◆ REQUEST A ◆
In the article about the Blacksburg oak tree, write out the passage starting with "The commercial portion" and going on through "in some form.", replacing "tarp" with "mesh".
◆ REQUEST B ◆
According to the article about the Blacksburg oak tree, in what year was the tree planted?
◆ REQUEST C ◆
Carry the article about the Blacksburg oak tree forward from its last sentence.

◆ SELECTION ◆

The long-awaited rezoning of the old town middle school site earlier this year paved the way for a more than $100 million development that is expected to further transform downtown Blacksburg.

Some local residents and environmental enthusiasts, however, have in recent weeks and months voiced fears about the site’s progress coming at the expense of some natural history.

The site’s redevelopers, Midtown Redevelopment Partners, are now being asked to try to fulfill one final plea: Find a way to preserve what some informally call the “great Oak Tree.”

The tree is located on the front end of the roughly 20-acre site, or the side facing South Main Street.

In addition to being a natural landmark, those familiar with the tree’s history say it was planted in 1976 to celebrate the country’s bicentennial.

“At the time that the old school was demolished, some students who had been at the middle school at that time launched a campaign to try to save the tree,” said Tom Howard, an emeritus professor who taught history at Virginia Tech. “It has increasingly become a kind of iconic tree in many ways.”

Howard recalls the local bicentennial celebration, which is when he said the tree was planted.

So, will the tree remain? The quick answer is no.

However, “As we’ve noted from the beginning, the oak tree will not remain, but we have promised [to] honor its role in our community,” Jim Cowan, Blacksburg attorney and Midtown partner, wrote in an email. “We are currently engaging with a couple different experts to plan how we can repurpose the tree in a meaningful way. We hope to make an announcement soon about our plans.”

As Midtown has publicized since it first submitted plans in 2017, the development calls for an ambitious mixture of commercial, residential and civic developments. The site will also include amenities such as a park and plaza.

The commercial portion of the development that is slated to go on the site’s front half is expected to feature some office buildings, a new town parking garage, a relocated police station and a hotel. The residences will be built on the site’s rear half.

Since the rezoning in May, a blue tarp fence has been set up around the site.

“We are progressing in the order agreed during the rezoning process,” Cowan wrote. “We are prepping the site for initial grading and will be getting the lot pads ready.”

Howard is still hopeful that the tree can be honored in some form.

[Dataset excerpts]
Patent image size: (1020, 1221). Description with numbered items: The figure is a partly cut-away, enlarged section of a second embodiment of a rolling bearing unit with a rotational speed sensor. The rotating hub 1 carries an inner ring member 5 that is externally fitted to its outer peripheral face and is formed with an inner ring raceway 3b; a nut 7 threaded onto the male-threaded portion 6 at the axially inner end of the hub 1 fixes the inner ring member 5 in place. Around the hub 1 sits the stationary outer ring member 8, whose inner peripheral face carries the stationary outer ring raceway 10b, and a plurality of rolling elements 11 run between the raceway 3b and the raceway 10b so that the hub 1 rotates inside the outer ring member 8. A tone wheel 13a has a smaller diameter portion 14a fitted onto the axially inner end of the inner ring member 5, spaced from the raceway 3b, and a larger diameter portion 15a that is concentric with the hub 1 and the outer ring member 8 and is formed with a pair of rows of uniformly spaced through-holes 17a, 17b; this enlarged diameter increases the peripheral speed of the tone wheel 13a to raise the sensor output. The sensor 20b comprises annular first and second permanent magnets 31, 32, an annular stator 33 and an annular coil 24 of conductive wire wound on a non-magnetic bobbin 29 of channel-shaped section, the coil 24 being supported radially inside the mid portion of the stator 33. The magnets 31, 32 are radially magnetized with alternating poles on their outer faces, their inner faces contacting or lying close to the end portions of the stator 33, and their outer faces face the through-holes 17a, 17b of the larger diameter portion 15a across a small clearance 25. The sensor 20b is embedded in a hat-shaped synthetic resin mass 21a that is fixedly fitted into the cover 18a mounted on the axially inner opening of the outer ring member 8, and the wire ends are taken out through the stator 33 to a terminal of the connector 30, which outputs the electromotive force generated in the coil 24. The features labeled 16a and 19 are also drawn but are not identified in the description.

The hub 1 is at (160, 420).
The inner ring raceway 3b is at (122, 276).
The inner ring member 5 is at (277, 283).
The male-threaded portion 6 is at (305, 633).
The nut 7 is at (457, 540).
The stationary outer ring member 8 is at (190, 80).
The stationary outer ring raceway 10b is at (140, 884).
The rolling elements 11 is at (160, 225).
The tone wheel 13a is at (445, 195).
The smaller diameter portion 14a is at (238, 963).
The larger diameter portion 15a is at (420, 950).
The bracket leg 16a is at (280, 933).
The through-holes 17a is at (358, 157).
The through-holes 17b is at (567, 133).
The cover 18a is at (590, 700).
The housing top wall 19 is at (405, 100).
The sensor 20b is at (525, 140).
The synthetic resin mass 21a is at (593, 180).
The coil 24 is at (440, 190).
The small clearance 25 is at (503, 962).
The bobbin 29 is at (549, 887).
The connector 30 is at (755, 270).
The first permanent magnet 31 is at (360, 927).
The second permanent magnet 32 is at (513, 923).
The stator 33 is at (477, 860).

◆ TASK RESULT A ◆
The commercial portion of the development that is slated to go on the site’s front half is expected to feature some office buildings, a new town parking garage, a relocated police station and a hotel. The residences will be built on the site’s rear half.

Since the rezoning in May, a blue mesh fence has been set up around the site.

“We are progressing in the order agreed during the rezoning process,” Cowan wrote. “We are prepping the site for initial grading and will be getting the lot pads ready.”

Howard is still hopeful that the tree can be honored in some form.

◆ TASK RESULT B ◆
1976

◆ TASK RESULT C ◆
“My take on it is it’s an iconic tree that maybe deserves more consideration than it has been given by those in charge,” he said. “It’s symbolic of the whole question of development and the preservation of what we have inherited from the past and from nature. Even if the tree comes down, maybe it can be turned into a kind of symbol of that sort.”

Another who is calling for the preservation of the tree is Alwyn Moss, a long-time Blacksburg resident, writer and environmental activist.

Moss couldn’t directly be reached for comment on this story, but she made a case for the oak tree in an opinion piece for The Roanoke Times less than two months ago.

Moss’ article spoke in length about how the natural environment can substantially contribute to the quality of life.

“The old middle school, when functioning, communicated a sense of joy as children came and went in and out of the buildings and played around trees and on the grassy hillside after or before school time,” reads an excerpt from her article. “Now the school buildings have been gone for more than fifteen years, but in their place Blacksburg residents, as well as visitors and students have been left with a gift …”

Moss continued by describing the views upon entering or leaving Blacksburg as a “visionary delight.” She mentioned the view of the Blue Ridge mountains in the far distance.

“After so many years this unexpectedly lovely sight has become familiar to many who live here,” she wrote. “The great oak tree is in itself a symbol, a banner for this university town …”

After commenting on the environmental benefits of preserving trees and grasslands, Moss ended her article by writing that the developers might be surprised at the gratitude and support they would receive if the oak tree and even some of the surrounding maples were preserved.